··· Metin ···
Zülfü DİCLELİ
“Çektiğiniz fotoğraflardaki insanlara baktığımızda, ister göçmen ister maden işçisi isterse yağmur ormanı sakini olsun, hepsinin kendi onurunu yansıttığını görüyoruz. Bu sizin için neden bu kadar önemli?”
Neue Zürcher Zeitung gazetesi muhabirinin kendisiyle yaptığı röportajda yönelttiği bu soruya ünlü fotoğrafçı Sebastião Salgado şöyle cevap veriyor:
“İnsanlarda bu onur vardır, ama bunu göstermeyi istemek gerekir. Onun için önce onlarla birlikte zaman geçirmelisiniz. Yedi yıldır hep Amazon bölgesindeyim. Göçler Projesine sekiz yılımı verdim. Bunlar kısa süreler değil. İnsanları ve durumlarını anlamam için bu zamana ihtiyacım var, aynı şekilde insanların da beni tanıması ve fotoğraflarını niçin çekmek istediğimi anlamaları için de.”
Alman Kitapçılık Sektörünün 2019 Barış Ödülünü alan Salgado, kendisiyle bu nedenle yapılan röportajda şöyle devam ediyor:
“Çoğu fotoğrafçı birkaç gün için gelir, resimlerini çekip gider. Bu, bir toplulukta olan biteni anlamaya yetmez. Benim tekniğim zaman. Her şey insanlarla birlikte geçirdiğim zamana bağlı. Bu aynı zamanda saygı meselesi. Benim için en önemli olan onların onurlarını göstermektir. Güzellik benim için fotoğraftır, ışıktır, içinde çalıştığım mekândır, gördüğüm insanların onurudur.”
Bugün yeryüzünde yaşayan 7,5 milyar insan hepimiz aynı ölçüde onuru, saygıyı, eşit kabul görmeyi hak ediyoruz. Salgado’nun o eşşiz fotoğraflarında gösterdiği gibi, hayatın temel gerçekliği birbirimizden daha önemli olmadığımız, olamayacağımızdır. Çünkü tabiatta birimize diğerinden daha çok değer veren hiçbir şey yok. Biyolojinin altını çizdiği gibi, hepimiz aynı ölçüde değerliyiz ve ölümlüyüz. İnsanlar arasındaki farklılıkların bazı insanların mükemmele/saygıya/onura/eşit kabul görmeye yakın, bazılarının uzak olduğu anlamına gelen bir derecelendirme içerdiğine ilişkin hiçbir bilimsel kanıt yok. Kaldı ki hepimiz aynı yerden, 4 milyar yıl önceki anaerobik bakterilerden—ya da “topraktan”— geliyoruz.
···
Verilen görev A —
Salgado hakkındaki metne göre aşağıdaki soruları cevaplayın:
(i) Salgado'ya röportajdaki soruyu hangi gazetenin muhabiri yöneltiyor?
(ii) Salgado, Göçler Projesine kaç yılını verdiğini söylüyor?
(iii) Bugün yeryüzünde kaç insanın yaşadığı belirtiliyor?
Verilen görev B —
Aşağıdaki ifadelerin Salgado hakkındaki metinle uyuşup uyuşmadığını belirtin ve her cevabı metinden birebir alıntıyla destekleyin:
(i) Salgado, yedi yıldır Amazon bölgesinde olduğunu söylüyor.
(ii) Salgado, Alman Kitapçılık Sektörünün 2019 Barış Ödülünü almıştır.
(iii) Salgado, tekniğinin ışık olduğunu söylüyor.
Kayıtların metinle herhangi bir ilgisi yoktur.
··· Gösterilen kayıtlar ···
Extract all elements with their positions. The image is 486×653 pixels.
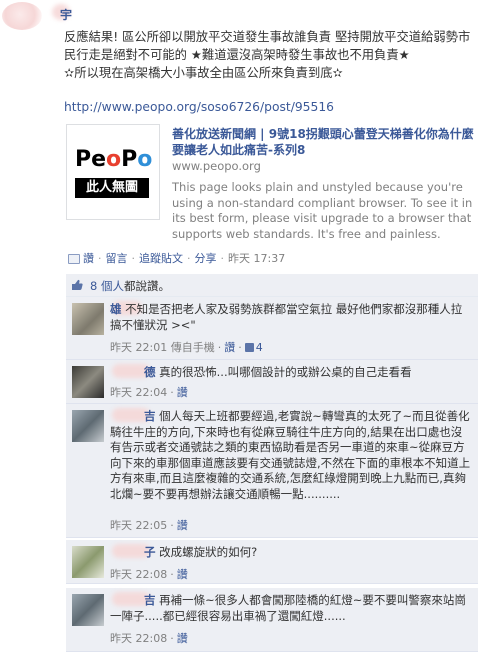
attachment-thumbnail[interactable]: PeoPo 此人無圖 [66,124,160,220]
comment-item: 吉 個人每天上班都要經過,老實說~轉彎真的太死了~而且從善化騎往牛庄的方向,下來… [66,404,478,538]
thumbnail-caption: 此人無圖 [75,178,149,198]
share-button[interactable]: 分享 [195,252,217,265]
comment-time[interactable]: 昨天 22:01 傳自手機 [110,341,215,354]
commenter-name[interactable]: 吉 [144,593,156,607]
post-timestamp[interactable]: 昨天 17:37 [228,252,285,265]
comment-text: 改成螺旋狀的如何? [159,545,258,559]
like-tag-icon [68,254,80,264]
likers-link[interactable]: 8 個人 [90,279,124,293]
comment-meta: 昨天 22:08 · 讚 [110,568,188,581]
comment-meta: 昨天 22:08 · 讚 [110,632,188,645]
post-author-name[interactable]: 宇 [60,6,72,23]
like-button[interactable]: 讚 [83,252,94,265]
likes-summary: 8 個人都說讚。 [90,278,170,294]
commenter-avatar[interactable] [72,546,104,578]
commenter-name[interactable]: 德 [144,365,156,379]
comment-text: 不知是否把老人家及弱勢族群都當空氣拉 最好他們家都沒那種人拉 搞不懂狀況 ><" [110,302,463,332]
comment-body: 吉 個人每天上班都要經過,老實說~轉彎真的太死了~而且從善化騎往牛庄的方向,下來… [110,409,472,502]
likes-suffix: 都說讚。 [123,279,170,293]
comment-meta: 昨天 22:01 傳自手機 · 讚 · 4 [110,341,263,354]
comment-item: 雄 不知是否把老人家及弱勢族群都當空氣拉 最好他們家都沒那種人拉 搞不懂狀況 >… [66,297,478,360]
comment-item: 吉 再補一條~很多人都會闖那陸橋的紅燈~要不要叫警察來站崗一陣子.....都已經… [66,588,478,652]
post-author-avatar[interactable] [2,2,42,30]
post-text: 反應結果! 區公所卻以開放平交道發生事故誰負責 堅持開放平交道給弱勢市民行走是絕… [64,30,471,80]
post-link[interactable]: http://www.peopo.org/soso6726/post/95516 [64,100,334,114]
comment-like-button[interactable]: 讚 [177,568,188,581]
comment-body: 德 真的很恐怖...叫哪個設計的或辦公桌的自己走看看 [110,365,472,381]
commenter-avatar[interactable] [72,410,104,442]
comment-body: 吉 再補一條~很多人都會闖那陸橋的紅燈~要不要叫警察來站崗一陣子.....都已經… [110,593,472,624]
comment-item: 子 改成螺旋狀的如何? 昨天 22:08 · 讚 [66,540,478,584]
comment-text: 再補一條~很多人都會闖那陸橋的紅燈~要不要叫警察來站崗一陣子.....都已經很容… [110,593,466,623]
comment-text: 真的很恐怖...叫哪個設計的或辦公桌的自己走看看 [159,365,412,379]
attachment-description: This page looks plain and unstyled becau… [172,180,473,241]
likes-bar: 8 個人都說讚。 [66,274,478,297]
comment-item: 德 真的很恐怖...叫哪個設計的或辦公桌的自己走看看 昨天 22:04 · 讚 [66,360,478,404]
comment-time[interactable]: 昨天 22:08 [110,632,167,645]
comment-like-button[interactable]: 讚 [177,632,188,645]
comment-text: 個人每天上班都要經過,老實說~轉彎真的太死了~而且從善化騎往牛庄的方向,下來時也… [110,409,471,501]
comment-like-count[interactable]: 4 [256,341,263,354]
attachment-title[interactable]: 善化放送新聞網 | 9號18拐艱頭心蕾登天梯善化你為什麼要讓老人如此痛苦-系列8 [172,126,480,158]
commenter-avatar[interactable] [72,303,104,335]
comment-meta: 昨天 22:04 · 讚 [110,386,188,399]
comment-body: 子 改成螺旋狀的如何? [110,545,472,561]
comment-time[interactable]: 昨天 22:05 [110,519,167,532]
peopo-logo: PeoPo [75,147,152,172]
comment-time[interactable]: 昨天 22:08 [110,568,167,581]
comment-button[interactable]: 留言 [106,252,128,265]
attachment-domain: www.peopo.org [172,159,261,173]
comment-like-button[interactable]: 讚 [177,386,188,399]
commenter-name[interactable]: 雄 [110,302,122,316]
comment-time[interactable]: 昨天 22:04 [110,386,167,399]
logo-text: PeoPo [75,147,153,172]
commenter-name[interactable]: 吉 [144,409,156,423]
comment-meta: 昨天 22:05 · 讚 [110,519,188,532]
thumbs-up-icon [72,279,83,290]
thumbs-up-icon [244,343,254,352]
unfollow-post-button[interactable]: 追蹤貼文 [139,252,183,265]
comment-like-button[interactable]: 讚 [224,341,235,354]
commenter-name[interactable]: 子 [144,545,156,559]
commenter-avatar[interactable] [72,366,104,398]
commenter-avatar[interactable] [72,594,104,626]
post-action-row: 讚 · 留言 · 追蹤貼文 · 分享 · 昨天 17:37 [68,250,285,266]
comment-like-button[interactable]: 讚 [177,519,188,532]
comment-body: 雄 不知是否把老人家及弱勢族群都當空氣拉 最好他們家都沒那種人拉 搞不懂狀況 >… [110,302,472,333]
···
Beklenen cevap A —
(i) Neue Zürcher Zeitung
(ii) Sekiz yıl
(iii) 7,5 milyar

Beklenen cevap B —
(i) Evet: "Yedi yıldır hep Amazon bölgesindeyim."
(ii) Evet: "Alman Kitapçılık Sektörünün 2019 Barış Ödülünü alan Salgado"
(iii) Hayır: "Benim tekniğim zaman."